▶ [Set problem] Every line that includes the word "Elenchi" is to be listed.

▶ [Records to use]
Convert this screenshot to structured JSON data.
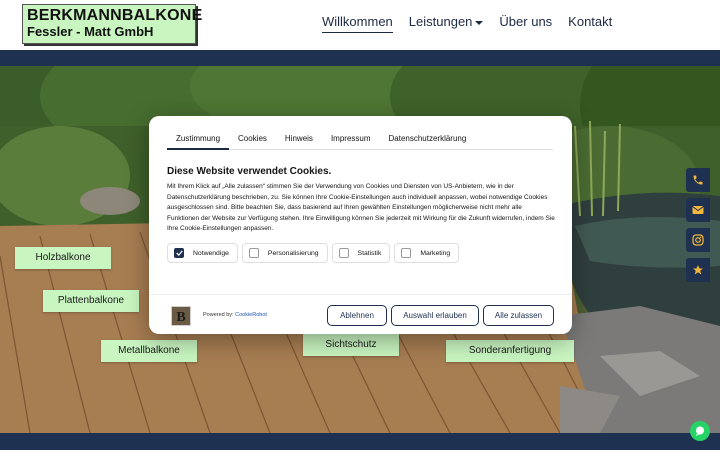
{
  "header": {
    "logo_line1": "BERKMANNBALKONE",
    "logo_line2": "Fessler - Matt GmbH",
    "nav": [
      {
        "label": "Willkommen",
        "active": true
      },
      {
        "label": "Leistungen",
        "dropdown": true
      },
      {
        "label": "Über uns"
      },
      {
        "label": "Kontakt"
      }
    ]
  },
  "hero": {
    "categories": [
      "Holzbalkone",
      "Plattenbalkone",
      "Metallbalkone",
      "Sichtschutz",
      "Sonderanfertigung"
    ]
  },
  "side_buttons": [
    "phone-icon",
    "envelope-icon",
    "instagram-icon",
    "star-icon"
  ],
  "cookie_dialog": {
    "tabs": [
      "Zustimmung",
      "Cookies",
      "Hinweis",
      "Impressum",
      "Datenschutzerklärung"
    ],
    "title": "Diese Website verwendet Cookies.",
    "body": "Mit Ihrem Klick auf „Alle zulassen“ stimmen Sie der Verwendung von Cookies und Diensten von US-Anbietern, wie in der Datenschutzerklärung beschrieben, zu. Sie können Ihre Cookie-Einstellungen auch individuell anpassen, wobei notwendige Cookies ausgeschlossen sind. Bitte beachten Sie, dass basierend auf Ihren gewählten Einstellungen möglicherweise nicht mehr alle Funktionen der Website zur Verfügung stehen. Ihre Einwilligung können Sie jederzeit mit Wirkung für die Zukunft widerrufen, indem Sie Ihre Cookie-Einstellungen anpassen.",
    "consents": [
      {
        "label": "Notwendige",
        "checked": true
      },
      {
        "label": "Personalisierung",
        "checked": false
      },
      {
        "label": "Statistik",
        "checked": false
      },
      {
        "label": "Marketing",
        "checked": false
      }
    ],
    "logo_letter": "B",
    "powered_by": "Powered by:",
    "powered_link": "CookieRobot",
    "buttons": {
      "reject": "Ablehnen",
      "allow_selection": "Auswahl erlauben",
      "allow_all": "Alle zulassen"
    }
  },
  "colors": {
    "navy": "#1e3150",
    "mint": "#c8f5c0",
    "star": "#f2b63c",
    "chat": "#25d366"
  }
}
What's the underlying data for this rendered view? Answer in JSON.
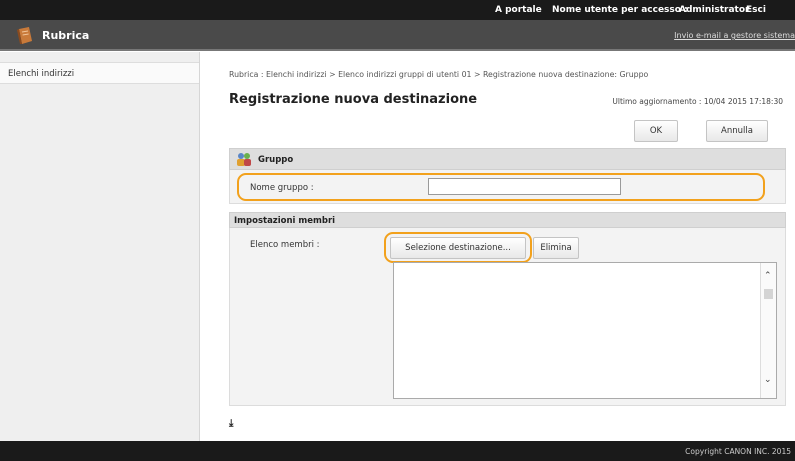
{
  "topbar": {
    "portal_link": "A portale",
    "login_name_label": "Nome utente per accesso :",
    "login_name_value": "Administrator",
    "logout": "Esci"
  },
  "header": {
    "app_title": "Rubrica",
    "mail_link": "Invio e-mail a gestore sistema",
    "logo_icon": "address-book-icon"
  },
  "sidebar": {
    "items": [
      {
        "label": "Elenchi indirizzi"
      }
    ]
  },
  "main": {
    "breadcrumb": "Rubrica : Elenchi indirizzi > Elenco indirizzi gruppi di utenti 01 > Registrazione nuova destinazione: Gruppo",
    "title": "Registrazione nuova destinazione",
    "last_updated": "Ultimo aggiornamento : 10/04 2015 17:18:30",
    "ok_label": "OK",
    "cancel_label": "Annulla",
    "group_section": {
      "title": "Gruppo",
      "icon": "group-icon",
      "name_label": "Nome gruppo :",
      "name_value": ""
    },
    "members_section": {
      "title": "Impostazioni membri",
      "list_label": "Elenco membri :",
      "select_button": "Selezione destinazione...",
      "delete_button": "Elimina",
      "items": []
    },
    "collapse_icon": "collapse-to-top-icon"
  },
  "footer": {
    "copyright": "Copyright CANON INC. 2015"
  },
  "colors": {
    "highlight": "#f2a11c",
    "topbar": "#1a1a1a",
    "header": "#4a4a4a"
  }
}
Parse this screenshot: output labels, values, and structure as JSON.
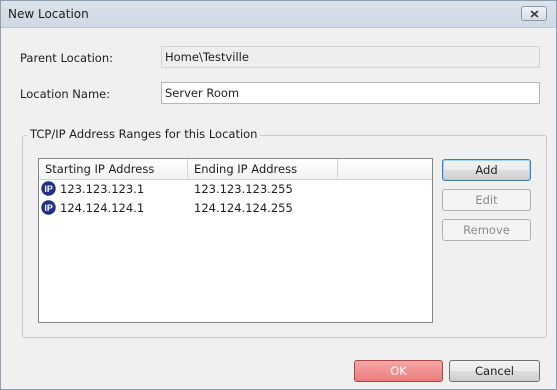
{
  "window": {
    "title": "New Location"
  },
  "form": {
    "parent_label": "Parent Location:",
    "parent_value": "Home\\Testville",
    "name_label": "Location Name:",
    "name_value": "Server Room"
  },
  "ranges": {
    "group_title": "TCP/IP Address Ranges for this Location",
    "columns": [
      "Starting IP Address",
      "Ending IP Address",
      ""
    ],
    "rows": [
      {
        "icon": "ip-icon",
        "start": "123.123.123.1",
        "end": "123.123.123.255"
      },
      {
        "icon": "ip-icon",
        "start": "124.124.124.1",
        "end": "124.124.124.255"
      }
    ]
  },
  "side_buttons": {
    "add": "Add",
    "edit": "Edit",
    "remove": "Remove"
  },
  "footer": {
    "ok": "OK",
    "cancel": "Cancel"
  },
  "colors": {
    "ip_badge": "#1f2f86",
    "ok_button": "#ea7d7d"
  }
}
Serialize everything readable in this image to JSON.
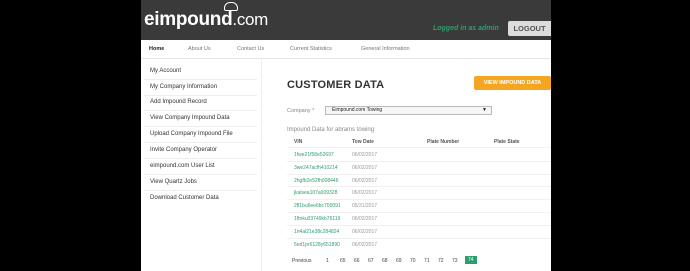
{
  "header": {
    "logo_e": "e",
    "logo_impound": "impound",
    "logo_suffix": ".com",
    "logged_in": "Logged in as admin",
    "logout": "LOGOUT",
    "brand_color": "#2e9e6e"
  },
  "nav": {
    "items": [
      "Home",
      "About Us",
      "Contact Us",
      "Current Statistics",
      "General Information"
    ]
  },
  "sidebar": {
    "items": [
      "My Account",
      "My Company Information",
      "Add Impound Record",
      "View Company Impound Data",
      "Upload Company Impound File",
      "Invite Company Operator",
      "eimpound.com User List",
      "View Quartz Jobs",
      "Download Customer Data"
    ]
  },
  "main": {
    "title": "CUSTOMER DATA",
    "view_button": "VIEW IMPOUND DATA",
    "company_label": "Company *",
    "company_value": "Eimpound.com Towing",
    "subtitle": "Impound Data for abrams towing",
    "columns": [
      "VIN",
      "Tow Date",
      "Plate Number",
      "Plate State"
    ],
    "rows": [
      {
        "vin": "1fwe21f58e52697",
        "date": "06/02/2017"
      },
      {
        "vin": "3we247acfh410214",
        "date": "06/02/2017"
      },
      {
        "vin": "2hgfb2e52fh008446",
        "date": "06/02/2017"
      },
      {
        "vin": "jkalsea107a009328",
        "date": "06/02/2017"
      },
      {
        "vin": "2fl1bu6ee6bc700091",
        "date": "05/31/2017"
      },
      {
        "vin": "1ftnku03749kb76119",
        "date": "06/02/2017"
      },
      {
        "vin": "1n4al21e38c284824",
        "date": "06/02/2017"
      },
      {
        "vin": "5nd1pr6128y651890",
        "date": "06/02/2017"
      }
    ],
    "pager": [
      "Previous",
      "1",
      "65",
      "66",
      "67",
      "68",
      "69",
      "70",
      "71",
      "72",
      "73",
      "74"
    ],
    "pager_active": "74"
  }
}
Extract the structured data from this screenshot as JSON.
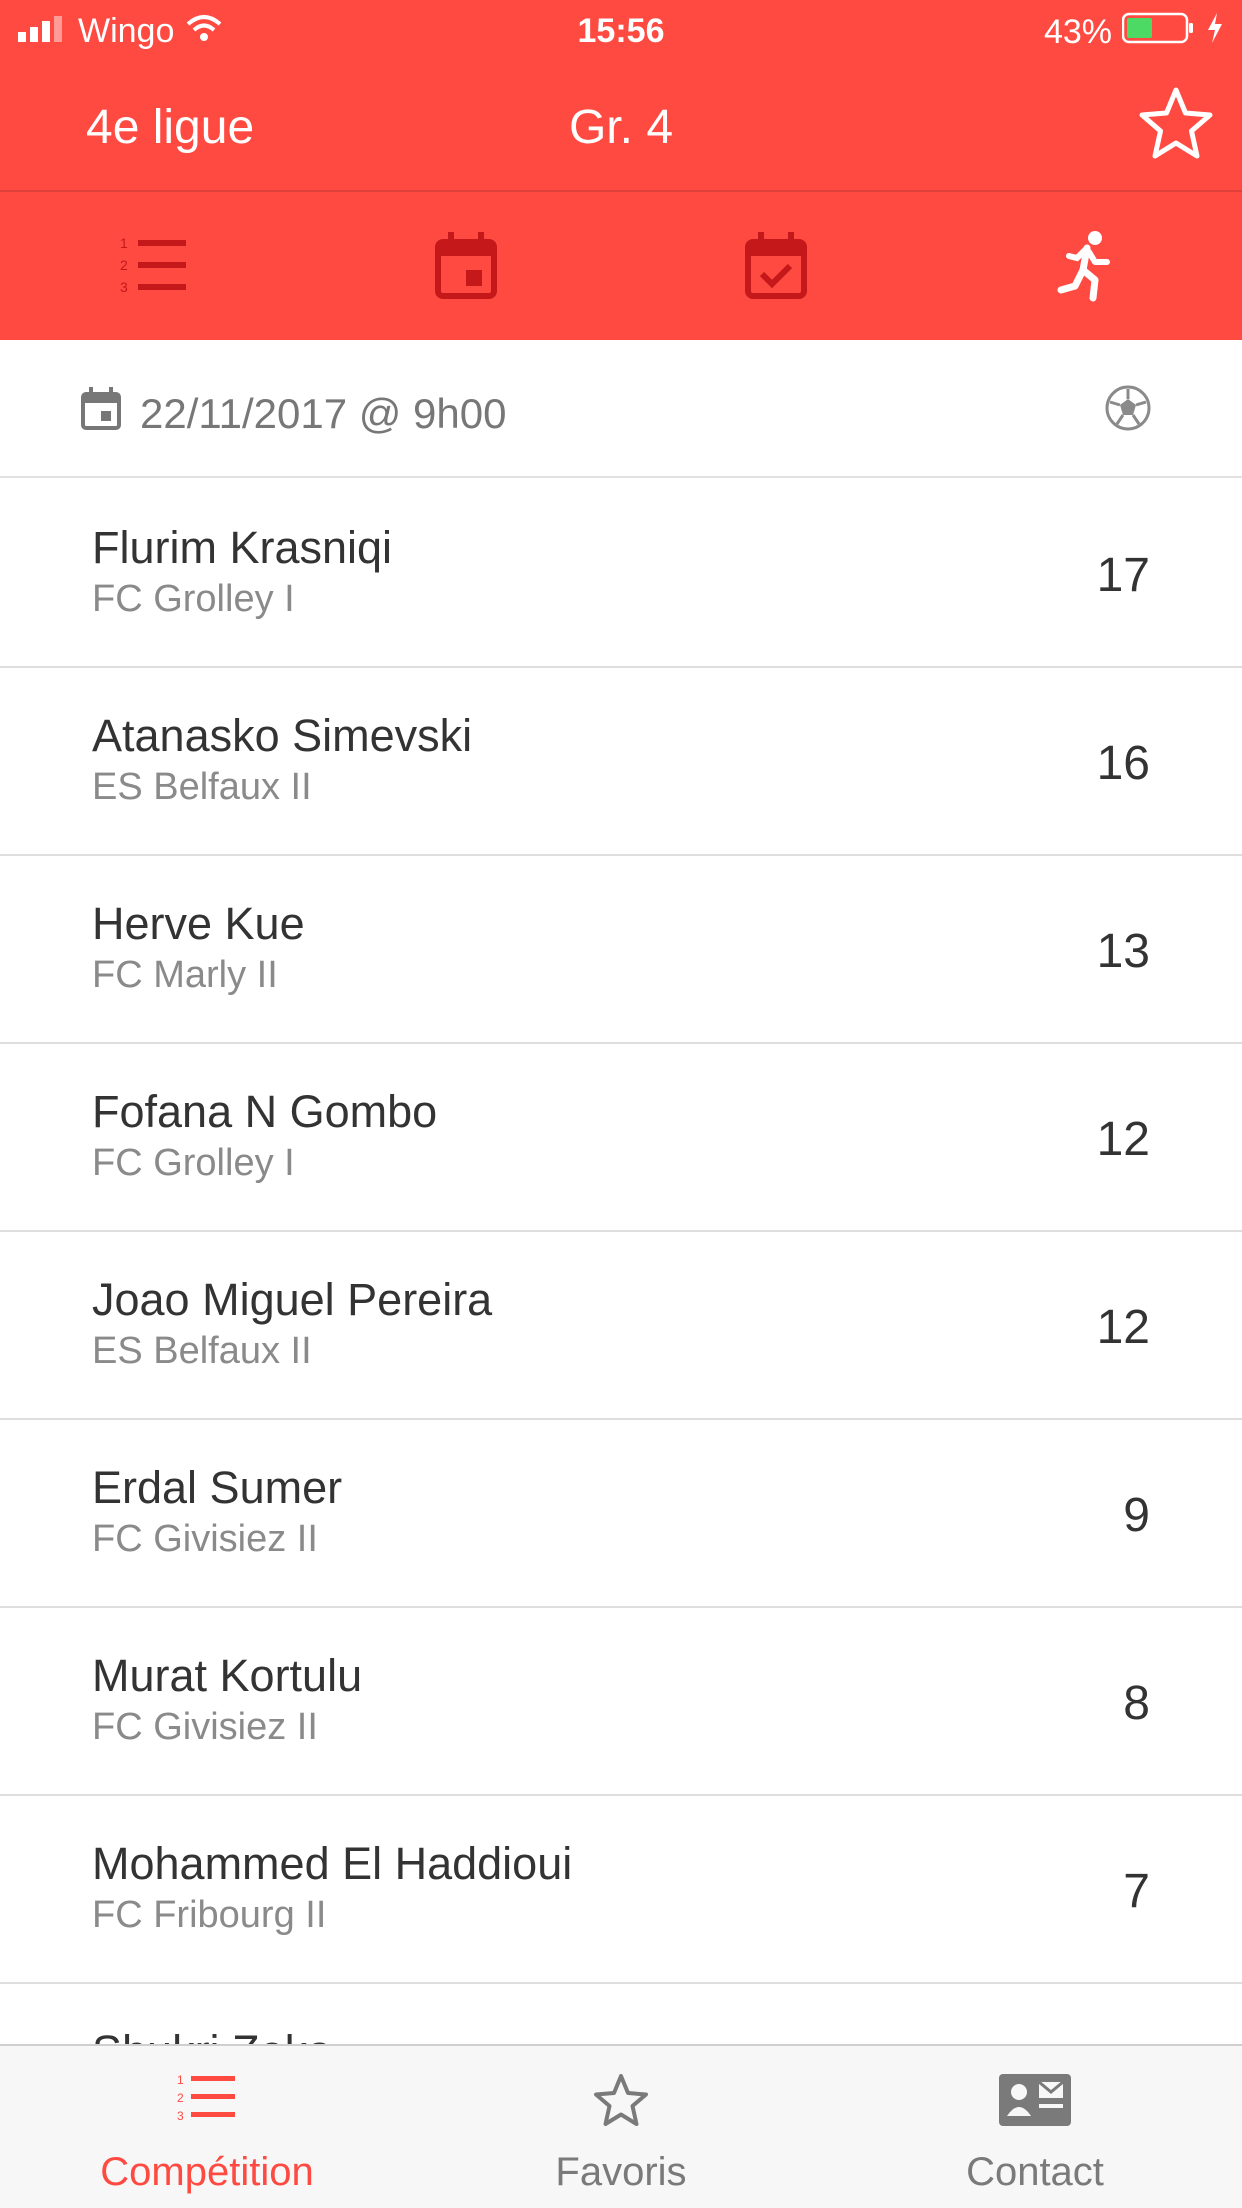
{
  "status_bar": {
    "carrier": "Wingo",
    "time": "15:56",
    "battery": "43%"
  },
  "nav": {
    "back_label": "4e ligue",
    "title": "Gr. 4"
  },
  "toolbar": {
    "tabs": [
      {
        "icon": "ranking-list-icon"
      },
      {
        "icon": "calendar-icon"
      },
      {
        "icon": "calendar-check-icon"
      },
      {
        "icon": "runner-icon",
        "active": true
      }
    ]
  },
  "date_row": {
    "text": "22/11/2017 @ 9h00",
    "icon": "soccer-ball-icon"
  },
  "scorers": [
    {
      "name": "Flurim Krasniqi",
      "team": "FC Grolley I",
      "goals": "17"
    },
    {
      "name": "Atanasko Simevski",
      "team": "ES Belfaux II",
      "goals": "16"
    },
    {
      "name": "Herve Kue",
      "team": "FC Marly II",
      "goals": "13"
    },
    {
      "name": "Fofana N Gombo",
      "team": "FC Grolley I",
      "goals": "12"
    },
    {
      "name": "Joao Miguel Pereira",
      "team": "ES Belfaux II",
      "goals": "12"
    },
    {
      "name": "Erdal Sumer",
      "team": "FC Givisiez II",
      "goals": "9"
    },
    {
      "name": "Murat Kortulu",
      "team": "FC Givisiez II",
      "goals": "8"
    },
    {
      "name": "Mohammed El Haddioui",
      "team": "FC Fribourg II",
      "goals": "7"
    },
    {
      "name": "Shukri Zeka",
      "team": "",
      "goals": ""
    }
  ],
  "tab_bar": {
    "tabs": [
      {
        "label": "Compétition",
        "active": true
      },
      {
        "label": "Favoris"
      },
      {
        "label": "Contact"
      }
    ]
  },
  "colors": {
    "accent": "#ff4a42",
    "dark_red": "#c4181a",
    "active_tab": "#ff4a42",
    "inactive_tab": "#7a7a7a"
  }
}
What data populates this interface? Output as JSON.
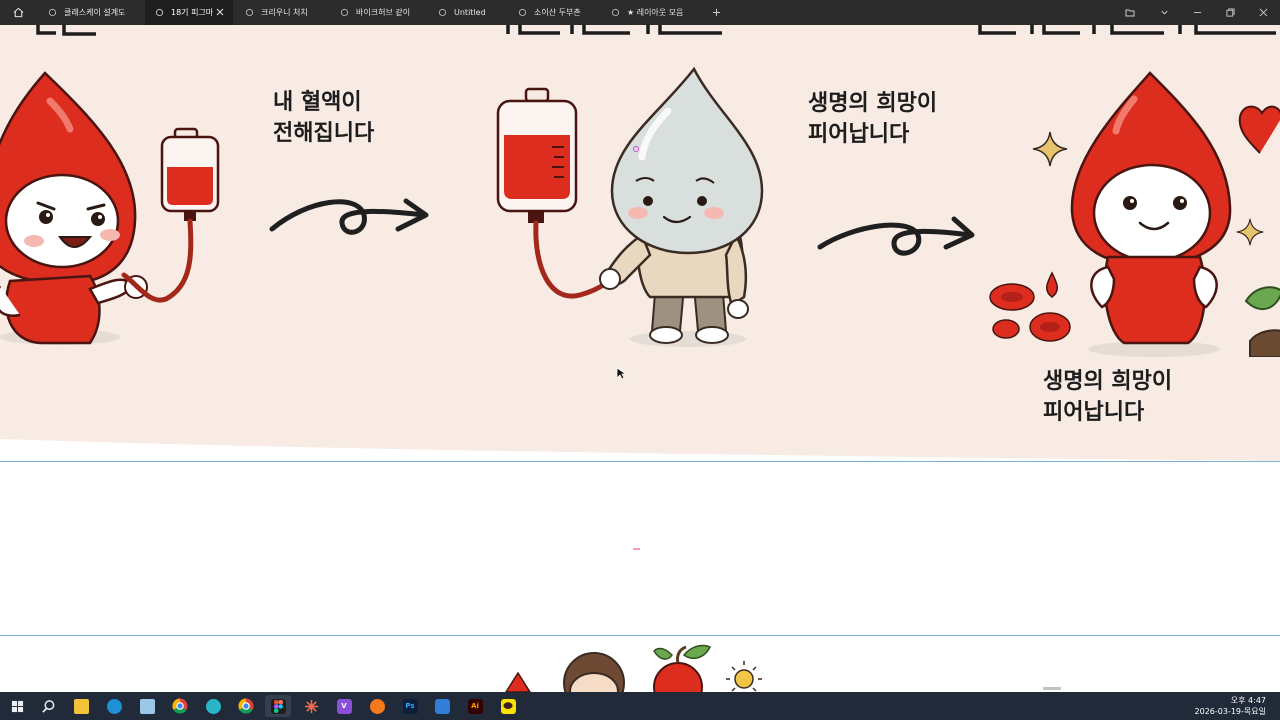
{
  "tabs": [
    {
      "title": "클래스케이 설계도"
    },
    {
      "title": "18기 피그마"
    },
    {
      "title": "크리우니 처치"
    },
    {
      "title": "바이크허브 같이"
    },
    {
      "title": "Untitled"
    },
    {
      "title": "소이산 두부촌"
    },
    {
      "title": "★ 레이아웃 모음"
    }
  ],
  "canvas": {
    "step1_caption": [
      "내 혈액이",
      "전해집니다"
    ],
    "step2_caption": [
      "생명의 희망이",
      "피어납니다"
    ],
    "step3_caption": [
      "생명의 희망이",
      "피어납니다"
    ]
  },
  "taskbar": {
    "apps": [
      "start-icon",
      "search-icon",
      "file-explorer-icon",
      "edge-icon",
      "notepad-icon",
      "chrome-icon",
      "bird-app-icon",
      "chrome-profile-icon",
      "figma-icon",
      "spark-icon",
      "visual-studio-icon",
      "firefox-icon",
      "photoshop-icon",
      "editor-icon",
      "illustrator-icon",
      "kakaotalk-icon"
    ],
    "clock_time": "오후 4:47",
    "clock_date": "2026-03-19-목요일"
  },
  "colors": {
    "tabbar_bg": "#2c2c2c",
    "artboard_bg": "#f7ebe4",
    "blood_red": "#dc2d1e",
    "frame_border": "#7cb2d6",
    "taskbar_bg": "#202a39"
  }
}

▶ [Final answer]
        "label": "Elenchi indirizzi"
    "breadcrumb": "Rubrica : Elenchi indirizzi > Elenco indirizzi gruppi di utenti 01 > Registrazione nuova destinazione: Gruppo",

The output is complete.